■ Directive ■
Reproduce each row below word for word, leaving out the pictures.

■ Dataset rows ■
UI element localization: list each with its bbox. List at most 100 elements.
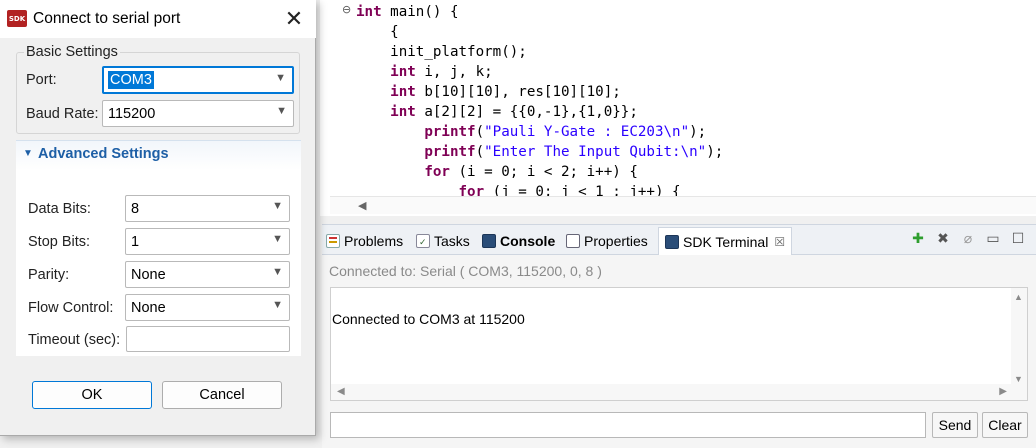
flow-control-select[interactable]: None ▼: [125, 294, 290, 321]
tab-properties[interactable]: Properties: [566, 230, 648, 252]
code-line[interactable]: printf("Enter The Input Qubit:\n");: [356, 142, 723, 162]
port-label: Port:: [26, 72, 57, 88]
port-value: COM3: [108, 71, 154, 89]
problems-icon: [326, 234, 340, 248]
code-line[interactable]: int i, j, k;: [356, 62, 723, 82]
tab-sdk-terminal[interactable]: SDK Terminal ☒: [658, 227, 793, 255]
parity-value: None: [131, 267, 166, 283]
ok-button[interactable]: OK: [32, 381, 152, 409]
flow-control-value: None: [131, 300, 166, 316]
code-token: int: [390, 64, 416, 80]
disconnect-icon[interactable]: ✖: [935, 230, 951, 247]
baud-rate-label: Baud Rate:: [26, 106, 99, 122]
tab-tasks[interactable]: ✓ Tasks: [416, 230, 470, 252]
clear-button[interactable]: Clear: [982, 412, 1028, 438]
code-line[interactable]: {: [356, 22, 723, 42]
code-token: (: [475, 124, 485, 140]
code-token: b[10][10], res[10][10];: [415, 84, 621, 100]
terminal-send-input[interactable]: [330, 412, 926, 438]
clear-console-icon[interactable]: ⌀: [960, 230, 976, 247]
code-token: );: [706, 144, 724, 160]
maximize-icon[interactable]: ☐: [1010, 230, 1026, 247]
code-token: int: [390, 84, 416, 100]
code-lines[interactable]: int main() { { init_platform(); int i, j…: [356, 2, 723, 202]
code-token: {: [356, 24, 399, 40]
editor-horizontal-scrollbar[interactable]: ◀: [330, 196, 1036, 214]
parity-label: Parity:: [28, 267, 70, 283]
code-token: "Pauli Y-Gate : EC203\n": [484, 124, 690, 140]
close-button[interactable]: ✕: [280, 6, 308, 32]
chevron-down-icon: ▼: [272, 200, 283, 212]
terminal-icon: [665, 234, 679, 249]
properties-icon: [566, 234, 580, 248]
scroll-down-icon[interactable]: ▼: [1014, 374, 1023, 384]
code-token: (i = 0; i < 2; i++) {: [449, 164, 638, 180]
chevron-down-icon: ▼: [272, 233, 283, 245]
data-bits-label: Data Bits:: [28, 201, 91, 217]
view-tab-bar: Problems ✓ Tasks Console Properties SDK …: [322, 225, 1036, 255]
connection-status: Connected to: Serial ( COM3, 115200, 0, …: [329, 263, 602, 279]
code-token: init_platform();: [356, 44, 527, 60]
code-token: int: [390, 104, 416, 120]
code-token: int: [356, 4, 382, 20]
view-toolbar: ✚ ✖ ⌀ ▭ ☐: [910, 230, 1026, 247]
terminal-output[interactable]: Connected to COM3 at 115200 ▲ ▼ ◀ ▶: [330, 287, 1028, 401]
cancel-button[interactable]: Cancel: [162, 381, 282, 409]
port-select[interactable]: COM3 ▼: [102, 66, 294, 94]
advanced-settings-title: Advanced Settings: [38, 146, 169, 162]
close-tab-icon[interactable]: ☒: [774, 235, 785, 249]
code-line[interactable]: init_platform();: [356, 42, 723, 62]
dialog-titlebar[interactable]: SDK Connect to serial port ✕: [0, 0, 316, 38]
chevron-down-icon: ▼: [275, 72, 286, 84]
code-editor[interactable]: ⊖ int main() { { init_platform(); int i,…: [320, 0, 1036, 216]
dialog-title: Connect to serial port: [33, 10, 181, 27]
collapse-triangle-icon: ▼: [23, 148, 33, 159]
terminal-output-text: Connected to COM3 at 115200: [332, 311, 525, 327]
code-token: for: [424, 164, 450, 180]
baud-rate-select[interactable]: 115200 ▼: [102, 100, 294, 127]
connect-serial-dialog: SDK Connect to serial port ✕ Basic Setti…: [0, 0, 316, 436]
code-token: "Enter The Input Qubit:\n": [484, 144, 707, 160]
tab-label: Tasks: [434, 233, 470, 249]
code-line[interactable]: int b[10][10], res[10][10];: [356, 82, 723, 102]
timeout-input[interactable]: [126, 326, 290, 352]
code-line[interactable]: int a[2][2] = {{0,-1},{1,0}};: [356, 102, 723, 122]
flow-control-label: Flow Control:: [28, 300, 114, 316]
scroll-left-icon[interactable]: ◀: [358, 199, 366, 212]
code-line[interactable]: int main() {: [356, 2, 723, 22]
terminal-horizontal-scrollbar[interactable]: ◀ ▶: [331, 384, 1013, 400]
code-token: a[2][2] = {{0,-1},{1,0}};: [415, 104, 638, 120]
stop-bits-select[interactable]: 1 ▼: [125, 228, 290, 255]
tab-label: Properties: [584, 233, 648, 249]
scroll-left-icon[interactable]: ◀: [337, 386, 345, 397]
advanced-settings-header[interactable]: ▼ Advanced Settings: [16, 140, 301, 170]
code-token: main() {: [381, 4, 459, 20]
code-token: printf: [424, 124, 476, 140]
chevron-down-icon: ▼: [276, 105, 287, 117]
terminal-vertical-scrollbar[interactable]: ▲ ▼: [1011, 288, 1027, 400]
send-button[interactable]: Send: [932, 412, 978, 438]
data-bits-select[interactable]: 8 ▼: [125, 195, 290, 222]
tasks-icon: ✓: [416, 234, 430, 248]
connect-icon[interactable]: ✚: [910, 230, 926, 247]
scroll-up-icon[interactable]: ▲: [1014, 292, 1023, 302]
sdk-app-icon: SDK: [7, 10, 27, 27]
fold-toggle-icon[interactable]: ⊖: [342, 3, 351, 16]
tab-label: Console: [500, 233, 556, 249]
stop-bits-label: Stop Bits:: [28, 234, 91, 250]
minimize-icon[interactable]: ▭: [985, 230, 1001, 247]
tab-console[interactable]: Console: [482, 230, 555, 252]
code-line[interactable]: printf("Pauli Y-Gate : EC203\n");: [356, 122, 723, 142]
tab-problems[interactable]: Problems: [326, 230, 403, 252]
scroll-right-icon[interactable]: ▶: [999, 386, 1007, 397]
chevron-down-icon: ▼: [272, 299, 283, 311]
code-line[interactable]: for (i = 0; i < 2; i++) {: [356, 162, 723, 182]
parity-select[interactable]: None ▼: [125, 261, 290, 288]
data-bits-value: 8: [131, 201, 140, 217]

■ Expected answer ■
UI element localization: list each with its bbox. List at most 100 elements.
flow-control-select[interactable]: None ▼: [125, 294, 290, 321]
tab-properties[interactable]: Properties: [566, 230, 648, 252]
code-line[interactable]: printf("Enter The Input Qubit:\n");: [356, 142, 723, 162]
port-label: Port:: [26, 72, 57, 88]
port-value: COM3: [108, 71, 154, 89]
problems-icon: [326, 234, 340, 248]
code-line[interactable]: int i, j, k;: [356, 62, 723, 82]
tab-sdk-terminal[interactable]: SDK Terminal ☒: [658, 227, 793, 255]
parity-value: None: [131, 267, 166, 283]
ok-button[interactable]: OK: [32, 381, 152, 409]
flow-control-value: None: [131, 300, 166, 316]
code-token: int: [390, 64, 416, 80]
disconnect-icon[interactable]: ✖: [935, 230, 951, 247]
baud-rate-label: Baud Rate:: [26, 106, 99, 122]
tab-tasks[interactable]: ✓ Tasks: [416, 230, 470, 252]
clear-button[interactable]: Clear: [982, 412, 1028, 438]
code-line[interactable]: {: [356, 22, 723, 42]
code-token: (: [475, 124, 485, 140]
code-token: b[10][10], res[10][10];: [415, 84, 621, 100]
terminal-send-input[interactable]: [330, 412, 926, 438]
clear-console-icon[interactable]: ⌀: [960, 230, 976, 247]
code-token: );: [706, 144, 724, 160]
maximize-icon[interactable]: ☐: [1010, 230, 1026, 247]
code-token: int: [390, 84, 416, 100]
code-lines[interactable]: int main() { { init_platform(); int i, j…: [356, 2, 723, 202]
code-token: {: [356, 24, 399, 40]
editor-horizontal-scrollbar[interactable]: ◀: [330, 196, 1036, 214]
parity-label: Parity:: [28, 267, 70, 283]
code-token: "Pauli Y-Gate : EC203\n": [484, 124, 690, 140]
close-button[interactable]: ✕: [280, 6, 308, 32]
chevron-down-icon: ▼: [272, 200, 283, 212]
terminal-icon: [665, 234, 679, 249]
properties-icon: [566, 234, 580, 248]
scroll-down-icon[interactable]: ▼: [1014, 374, 1023, 384]
code-token: (i = 0; i < 2; i++) {: [449, 164, 638, 180]
chevron-down-icon: ▼: [272, 233, 283, 245]
data-bits-label: Data Bits:: [28, 201, 91, 217]
view-tab-bar: Problems ✓ Tasks Console Properties SDK …: [322, 225, 1036, 255]
connection-status: Connected to: Serial ( COM3, 115200, 0, …: [329, 263, 602, 279]
code-token: init_platform();: [356, 44, 527, 60]
code-token: int: [390, 104, 416, 120]
code-token: int: [356, 4, 382, 20]
view-toolbar: ✚ ✖ ⌀ ▭ ☐: [910, 230, 1026, 247]
terminal-output[interactable]: Connected to COM3 at 115200 ▲ ▼ ◀ ▶: [330, 287, 1028, 401]
cancel-button[interactable]: Cancel: [162, 381, 282, 409]
port-select[interactable]: COM3 ▼: [102, 66, 294, 94]
advanced-settings-title: Advanced Settings: [38, 146, 169, 162]
close-tab-icon[interactable]: ☒: [774, 235, 785, 249]
code-line[interactable]: init_platform();: [356, 42, 723, 62]
dialog-titlebar[interactable]: SDK Connect to serial port ✕: [0, 0, 316, 38]
chevron-down-icon: ▼: [275, 72, 286, 84]
code-editor[interactable]: ⊖ int main() { { init_platform(); int i,…: [320, 0, 1036, 216]
dialog-title: Connect to serial port: [33, 10, 181, 27]
collapse-triangle-icon: ▼: [23, 148, 33, 159]
terminal-output-text: Connected to COM3 at 115200: [332, 311, 525, 327]
code-token: for: [424, 164, 450, 180]
baud-rate-select[interactable]: 115200 ▼: [102, 100, 294, 127]
connect-serial-dialog: SDK Connect to serial port ✕ Basic Setti…: [0, 0, 316, 436]
code-token: "Enter The Input Qubit:\n": [484, 144, 707, 160]
tab-label: Tasks: [434, 233, 470, 249]
code-line[interactable]: int b[10][10], res[10][10];: [356, 82, 723, 102]
timeout-input[interactable]: [126, 326, 290, 352]
code-line[interactable]: int a[2][2] = {{0,-1},{1,0}};: [356, 102, 723, 122]
flow-control-label: Flow Control:: [28, 300, 114, 316]
scroll-left-icon[interactable]: ◀: [358, 199, 366, 212]
code-line[interactable]: int main() {: [356, 2, 723, 22]
terminal-horizontal-scrollbar[interactable]: ◀ ▶: [331, 384, 1013, 400]
code-token: a[2][2] = {{0,-1},{1,0}};: [415, 104, 638, 120]
stop-bits-select[interactable]: 1 ▼: [125, 228, 290, 255]
tab-label: Properties: [584, 233, 648, 249]
scroll-left-icon[interactable]: ◀: [337, 386, 345, 397]
advanced-settings-header[interactable]: ▼ Advanced Settings: [16, 140, 301, 170]
code-token: main() {: [381, 4, 459, 20]
code-token: printf: [424, 124, 476, 140]
chevron-down-icon: ▼: [276, 105, 287, 117]
terminal-vertical-scrollbar[interactable]: ▲ ▼: [1011, 288, 1027, 400]
send-button[interactable]: Send: [932, 412, 978, 438]
data-bits-select[interactable]: 8 ▼: [125, 195, 290, 222]
tasks-icon: ✓: [416, 234, 430, 248]
connect-icon[interactable]: ✚: [910, 230, 926, 247]
scroll-up-icon[interactable]: ▲: [1014, 292, 1023, 302]
sdk-app-icon: SDK: [7, 10, 27, 27]
fold-toggle-icon[interactable]: ⊖: [342, 3, 351, 16]
tab-label: Console: [500, 233, 556, 249]
stop-bits-label: Stop Bits:: [28, 234, 91, 250]
minimize-icon[interactable]: ▭: [985, 230, 1001, 247]
tab-console[interactable]: Console: [482, 230, 555, 252]
code-line[interactable]: printf("Pauli Y-Gate : EC203\n");: [356, 122, 723, 142]
tab-problems[interactable]: Problems: [326, 230, 403, 252]
scroll-right-icon[interactable]: ▶: [999, 386, 1007, 397]
chevron-down-icon: ▼: [272, 299, 283, 311]
code-line[interactable]: for (i = 0; i < 2; i++) {: [356, 162, 723, 182]
parity-select[interactable]: None ▼: [125, 261, 290, 288]
data-bits-value: 8: [131, 201, 140, 217]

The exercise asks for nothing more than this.